* BEGIN Available records *

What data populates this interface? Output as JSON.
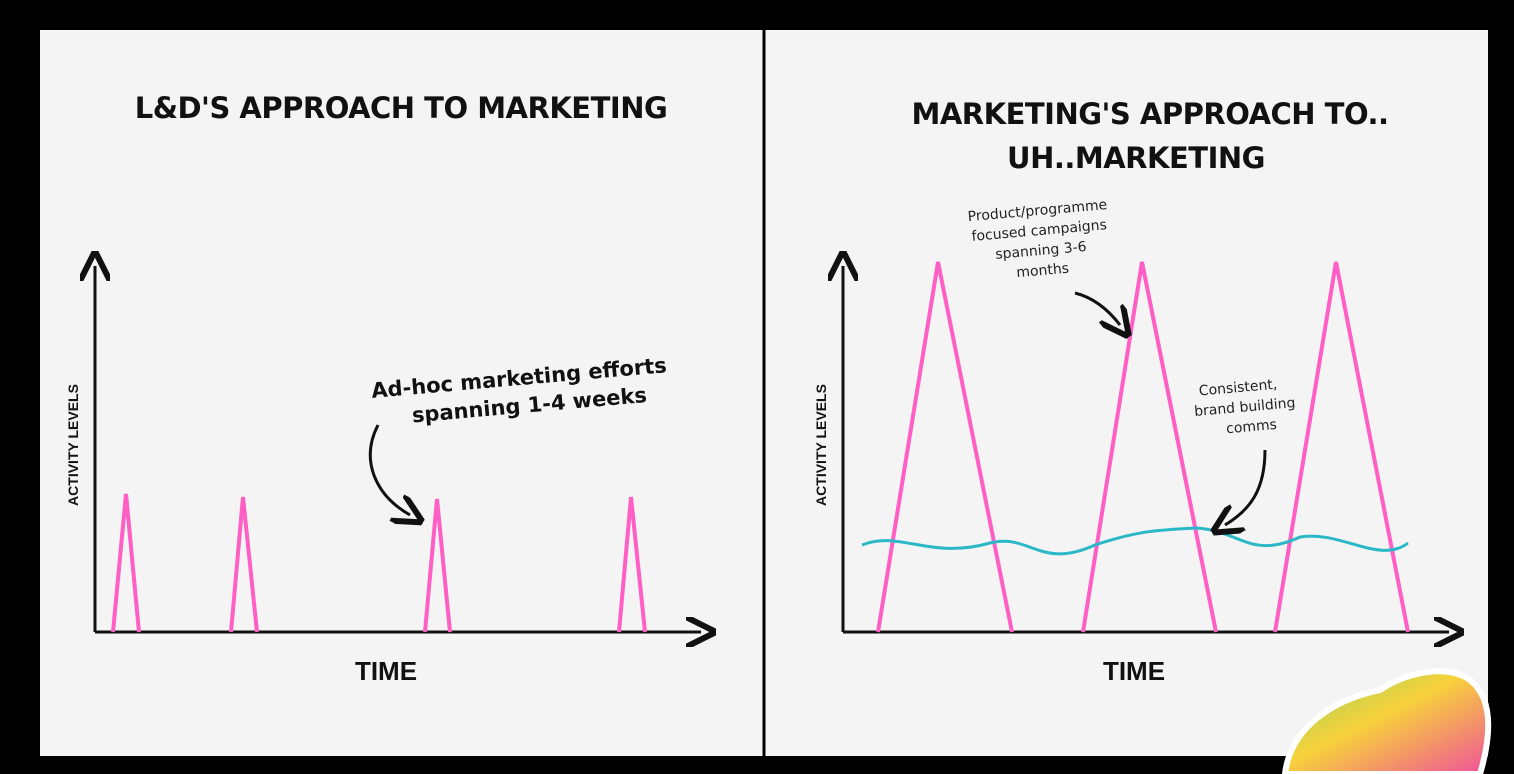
{
  "panels": [
    {
      "title": [
        "L&D'S APPROACH TO MARKETING"
      ],
      "y_label": "ACTIVITY LEVELS",
      "x_label": "TIME",
      "annotations": [
        {
          "lines": [
            "Ad-hoc marketing efforts",
            "spanning 1-4 weeks"
          ]
        }
      ]
    },
    {
      "title": [
        "MARKETING'S APPROACH TO..",
        "UH..MARKETING"
      ],
      "y_label": "ACTIVITY LEVELS",
      "x_label": "TIME",
      "annotations": [
        {
          "lines": [
            "Product/programme",
            "focused campaigns",
            "spanning 3-6",
            "months"
          ]
        },
        {
          "lines": [
            "Consistent,",
            "brand building",
            "comms"
          ]
        }
      ]
    }
  ]
}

* END Available records *

Give back the whole listing as it stands, minus its pictures.

Answer to the problem:
What data populates this interface? Output as JSON.
{
  "panels": [
    {
      "title": [
        "L&D'S APPROACH TO MARKETING"
      ],
      "y_label": "ACTIVITY LEVELS",
      "x_label": "TIME",
      "annotations": [
        {
          "lines": [
            "Ad-hoc marketing efforts",
            "spanning 1-4 weeks"
          ]
        }
      ]
    },
    {
      "title": [
        "MARKETING'S APPROACH TO..",
        "UH..MARKETING"
      ],
      "y_label": "ACTIVITY LEVELS",
      "x_label": "TIME",
      "annotations": [
        {
          "lines": [
            "Product/programme",
            "focused campaigns",
            "spanning 3-6",
            "months"
          ]
        },
        {
          "lines": [
            "Consistent,",
            "brand building",
            "comms"
          ]
        }
      ]
    }
  ]
}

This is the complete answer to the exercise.